What to do
Quote each record exactly, please, leaving none out.

Items
--------

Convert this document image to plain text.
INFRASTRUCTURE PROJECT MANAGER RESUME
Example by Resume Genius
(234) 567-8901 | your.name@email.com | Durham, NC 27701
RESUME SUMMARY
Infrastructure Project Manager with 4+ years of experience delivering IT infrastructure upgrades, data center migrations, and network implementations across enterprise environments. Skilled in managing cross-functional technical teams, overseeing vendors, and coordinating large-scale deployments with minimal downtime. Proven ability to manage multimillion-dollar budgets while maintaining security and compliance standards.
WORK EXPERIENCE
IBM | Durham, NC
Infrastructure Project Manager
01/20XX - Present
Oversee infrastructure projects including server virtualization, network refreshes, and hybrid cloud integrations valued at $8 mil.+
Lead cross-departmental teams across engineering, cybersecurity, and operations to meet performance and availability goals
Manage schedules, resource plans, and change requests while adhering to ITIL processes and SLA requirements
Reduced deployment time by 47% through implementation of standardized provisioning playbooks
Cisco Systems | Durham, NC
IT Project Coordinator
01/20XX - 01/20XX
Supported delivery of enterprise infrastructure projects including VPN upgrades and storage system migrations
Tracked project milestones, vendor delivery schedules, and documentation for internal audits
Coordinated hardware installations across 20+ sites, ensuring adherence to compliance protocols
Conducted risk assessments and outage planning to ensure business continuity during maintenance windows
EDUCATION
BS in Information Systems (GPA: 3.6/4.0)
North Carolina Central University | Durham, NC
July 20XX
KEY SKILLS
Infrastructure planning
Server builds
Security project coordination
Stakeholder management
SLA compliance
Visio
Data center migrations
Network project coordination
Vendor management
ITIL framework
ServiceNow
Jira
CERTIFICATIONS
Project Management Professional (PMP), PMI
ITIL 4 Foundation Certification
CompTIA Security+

--------

Complete answer
Convert this document image to plain text.
INFRASTRUCTURE PROJECT MANAGER RESUME
Example by Resume Genius
(234) 567-8901 | your.name@email.com | Durham, NC 27701
RESUME SUMMARY
Infrastructure Project Manager with 4+ years of experience delivering IT infrastructure upgrades, data center migrations, and network implementations across enterprise environments. Skilled in managing cross-functional technical teams, overseeing vendors, and coordinating large-scale deployments with minimal downtime. Proven ability to manage multimillion-dollar budgets while maintaining security and compliance standards.
WORK EXPERIENCE
IBM | Durham, NC
Infrastructure Project Manager
01/20XX - Present
Oversee infrastructure projects including server virtualization, network refreshes, and hybrid cloud integrations valued at $8 mil.+
Lead cross-departmental teams across engineering, cybersecurity, and operations to meet performance and availability goals
Manage schedules, resource plans, and change requests while adhering to ITIL processes and SLA requirements
Reduced deployment time by 47% through implementation of standardized provisioning playbooks
Cisco Systems | Durham, NC
IT Project Coordinator
01/20XX - 01/20XX
Supported delivery of enterprise infrastructure projects including VPN upgrades and storage system migrations
Tracked project milestones, vendor delivery schedules, and documentation for internal audits
Coordinated hardware installations across 20+ sites, ensuring adherence to compliance protocols
Conducted risk assessments and outage planning to ensure business continuity during maintenance windows
EDUCATION
BS in Information Systems (GPA: 3.6/4.0)
North Carolina Central University | Durham, NC
July 20XX
KEY SKILLS
Infrastructure planning
Server builds
Security project coordination
Stakeholder management
SLA compliance
Visio
Data center migrations
Network project coordination
Vendor management
ITIL framework
ServiceNow
Jira
CERTIFICATIONS
Project Management Professional (PMP), PMI
ITIL 4 Foundation Certification
CompTIA Security+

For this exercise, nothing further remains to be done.